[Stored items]
--

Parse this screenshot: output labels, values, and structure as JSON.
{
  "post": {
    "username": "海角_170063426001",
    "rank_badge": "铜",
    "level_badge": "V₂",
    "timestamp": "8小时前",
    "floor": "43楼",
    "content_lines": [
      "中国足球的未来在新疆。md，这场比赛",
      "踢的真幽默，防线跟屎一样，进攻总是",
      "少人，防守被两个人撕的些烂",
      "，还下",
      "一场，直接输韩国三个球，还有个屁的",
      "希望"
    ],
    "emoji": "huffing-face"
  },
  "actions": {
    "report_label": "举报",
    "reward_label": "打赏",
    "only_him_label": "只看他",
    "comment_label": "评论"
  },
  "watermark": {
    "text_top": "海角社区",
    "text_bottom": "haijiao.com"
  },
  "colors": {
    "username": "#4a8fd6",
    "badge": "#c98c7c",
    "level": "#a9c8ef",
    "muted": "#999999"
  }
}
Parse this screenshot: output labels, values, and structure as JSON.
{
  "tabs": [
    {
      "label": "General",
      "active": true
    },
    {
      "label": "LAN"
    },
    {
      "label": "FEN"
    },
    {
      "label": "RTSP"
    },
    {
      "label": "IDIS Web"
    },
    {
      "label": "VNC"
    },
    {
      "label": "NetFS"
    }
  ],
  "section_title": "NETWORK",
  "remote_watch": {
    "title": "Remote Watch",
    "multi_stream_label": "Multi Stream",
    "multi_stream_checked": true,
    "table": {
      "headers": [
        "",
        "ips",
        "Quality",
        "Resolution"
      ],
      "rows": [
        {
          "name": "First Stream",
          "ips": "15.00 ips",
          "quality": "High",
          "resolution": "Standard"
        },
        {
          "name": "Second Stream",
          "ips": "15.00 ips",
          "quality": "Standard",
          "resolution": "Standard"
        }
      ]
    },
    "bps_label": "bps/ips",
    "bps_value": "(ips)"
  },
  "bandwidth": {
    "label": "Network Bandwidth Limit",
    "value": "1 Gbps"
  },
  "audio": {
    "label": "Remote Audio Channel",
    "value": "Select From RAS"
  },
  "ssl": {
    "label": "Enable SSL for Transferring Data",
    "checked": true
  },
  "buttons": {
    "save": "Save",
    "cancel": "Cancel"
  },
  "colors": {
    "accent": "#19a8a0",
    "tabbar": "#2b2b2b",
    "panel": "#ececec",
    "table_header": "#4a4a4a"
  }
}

--

- _WHAT IS REQUIRED_
Can you reproduce all the material exactly?

- _RESPONSE TO THIS EXERCISE_
Parse this screenshot: output labels, values, and structure as JSON.
{
  "post": {
    "username": "海角_170063426001",
    "rank_badge": "铜",
    "level_badge": "V₂",
    "timestamp": "8小时前",
    "floor": "43楼",
    "content_lines": [
      "中国足球的未来在新疆。md，这场比赛",
      "踢的真幽默，防线跟屎一样，进攻总是",
      "少人，防守被两个人撕的些烂",
      "，还下",
      "一场，直接输韩国三个球，还有个屁的",
      "希望"
    ],
    "emoji": "huffing-face"
  },
  "actions": {
    "report_label": "举报",
    "reward_label": "打赏",
    "only_him_label": "只看他",
    "comment_label": "评论"
  },
  "watermark": {
    "text_top": "海角社区",
    "text_bottom": "haijiao.com"
  },
  "colors": {
    "username": "#4a8fd6",
    "badge": "#c98c7c",
    "level": "#a9c8ef",
    "muted": "#999999"
  }
}
Parse this screenshot: output labels, values, and structure as JSON.
{
  "tabs": [
    {
      "label": "General",
      "active": true
    },
    {
      "label": "LAN"
    },
    {
      "label": "FEN"
    },
    {
      "label": "RTSP"
    },
    {
      "label": "IDIS Web"
    },
    {
      "label": "VNC"
    },
    {
      "label": "NetFS"
    }
  ],
  "section_title": "NETWORK",
  "remote_watch": {
    "title": "Remote Watch",
    "multi_stream_label": "Multi Stream",
    "multi_stream_checked": true,
    "table": {
      "headers": [
        "",
        "ips",
        "Quality",
        "Resolution"
      ],
      "rows": [
        {
          "name": "First Stream",
          "ips": "15.00 ips",
          "quality": "High",
          "resolution": "Standard"
        },
        {
          "name": "Second Stream",
          "ips": "15.00 ips",
          "quality": "Standard",
          "resolution": "Standard"
        }
      ]
    },
    "bps_label": "bps/ips",
    "bps_value": "(ips)"
  },
  "bandwidth": {
    "label": "Network Bandwidth Limit",
    "value": "1 Gbps"
  },
  "audio": {
    "label": "Remote Audio Channel",
    "value": "Select From RAS"
  },
  "ssl": {
    "label": "Enable SSL for Transferring Data",
    "checked": true
  },
  "buttons": {
    "save": "Save",
    "cancel": "Cancel"
  },
  "colors": {
    "accent": "#19a8a0",
    "tabbar": "#2b2b2b",
    "panel": "#ececec",
    "table_header": "#4a4a4a"
  }
}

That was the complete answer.